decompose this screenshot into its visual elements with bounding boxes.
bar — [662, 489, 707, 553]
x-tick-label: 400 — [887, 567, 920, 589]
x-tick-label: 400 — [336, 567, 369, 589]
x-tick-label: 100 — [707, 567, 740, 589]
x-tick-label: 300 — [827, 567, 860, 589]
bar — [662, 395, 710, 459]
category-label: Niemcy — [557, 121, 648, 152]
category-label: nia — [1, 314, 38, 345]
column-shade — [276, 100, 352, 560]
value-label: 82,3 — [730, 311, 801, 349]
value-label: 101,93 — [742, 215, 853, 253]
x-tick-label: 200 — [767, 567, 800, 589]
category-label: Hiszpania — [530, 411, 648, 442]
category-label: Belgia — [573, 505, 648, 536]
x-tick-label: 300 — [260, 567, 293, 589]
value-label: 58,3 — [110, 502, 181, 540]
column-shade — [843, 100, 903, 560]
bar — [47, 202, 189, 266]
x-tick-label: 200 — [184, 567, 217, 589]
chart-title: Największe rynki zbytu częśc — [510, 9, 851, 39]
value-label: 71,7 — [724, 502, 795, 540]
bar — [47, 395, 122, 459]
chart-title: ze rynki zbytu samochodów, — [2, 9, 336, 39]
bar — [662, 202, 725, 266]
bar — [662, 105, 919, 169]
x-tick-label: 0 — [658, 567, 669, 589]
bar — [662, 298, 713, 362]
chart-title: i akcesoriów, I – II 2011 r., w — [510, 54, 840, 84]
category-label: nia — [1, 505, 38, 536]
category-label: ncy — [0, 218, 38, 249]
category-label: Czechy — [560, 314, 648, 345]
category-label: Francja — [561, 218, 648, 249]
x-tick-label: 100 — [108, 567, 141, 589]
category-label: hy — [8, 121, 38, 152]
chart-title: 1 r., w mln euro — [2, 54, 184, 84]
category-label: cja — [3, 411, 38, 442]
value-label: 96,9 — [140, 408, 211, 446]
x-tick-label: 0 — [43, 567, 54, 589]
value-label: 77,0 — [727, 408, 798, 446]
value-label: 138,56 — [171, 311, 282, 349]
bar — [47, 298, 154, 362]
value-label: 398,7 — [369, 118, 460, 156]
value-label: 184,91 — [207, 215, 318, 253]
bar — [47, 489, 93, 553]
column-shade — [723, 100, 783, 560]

=-=-=-=-=

- Brief:
Return each line of the items above without any change, keeping every character and the order of the lines.

- Answer for this exercise:
decompose this screenshot into its visual elements with bounding boxes.
bar — [662, 489, 707, 553]
x-tick-label: 400 — [887, 567, 920, 589]
x-tick-label: 400 — [336, 567, 369, 589]
x-tick-label: 100 — [707, 567, 740, 589]
x-tick-label: 300 — [827, 567, 860, 589]
bar — [662, 395, 710, 459]
category-label: Niemcy — [557, 121, 648, 152]
category-label: nia — [1, 314, 38, 345]
column-shade — [276, 100, 352, 560]
value-label: 82,3 — [730, 311, 801, 349]
value-label: 101,93 — [742, 215, 853, 253]
x-tick-label: 200 — [767, 567, 800, 589]
category-label: Hiszpania — [530, 411, 648, 442]
category-label: Belgia — [573, 505, 648, 536]
x-tick-label: 300 — [260, 567, 293, 589]
value-label: 58,3 — [110, 502, 181, 540]
column-shade — [843, 100, 903, 560]
bar — [47, 202, 189, 266]
x-tick-label: 200 — [184, 567, 217, 589]
chart-title: Największe rynki zbytu częśc — [510, 9, 851, 39]
value-label: 71,7 — [724, 502, 795, 540]
bar — [47, 395, 122, 459]
chart-title: ze rynki zbytu samochodów, — [2, 9, 336, 39]
bar — [662, 202, 725, 266]
bar — [662, 105, 919, 169]
x-tick-label: 0 — [658, 567, 669, 589]
bar — [662, 298, 713, 362]
chart-title: i akcesoriów, I – II 2011 r., w — [510, 54, 840, 84]
category-label: nia — [1, 505, 38, 536]
category-label: ncy — [0, 218, 38, 249]
category-label: Czechy — [560, 314, 648, 345]
category-label: Francja — [561, 218, 648, 249]
x-tick-label: 100 — [108, 567, 141, 589]
category-label: hy — [8, 121, 38, 152]
chart-title: 1 r., w mln euro — [2, 54, 184, 84]
category-label: cja — [3, 411, 38, 442]
value-label: 96,9 — [140, 408, 211, 446]
x-tick-label: 0 — [43, 567, 54, 589]
value-label: 77,0 — [727, 408, 798, 446]
value-label: 138,56 — [171, 311, 282, 349]
bar — [47, 298, 154, 362]
value-label: 398,7 — [369, 118, 460, 156]
value-label: 184,91 — [207, 215, 318, 253]
bar — [47, 489, 93, 553]
column-shade — [723, 100, 783, 560]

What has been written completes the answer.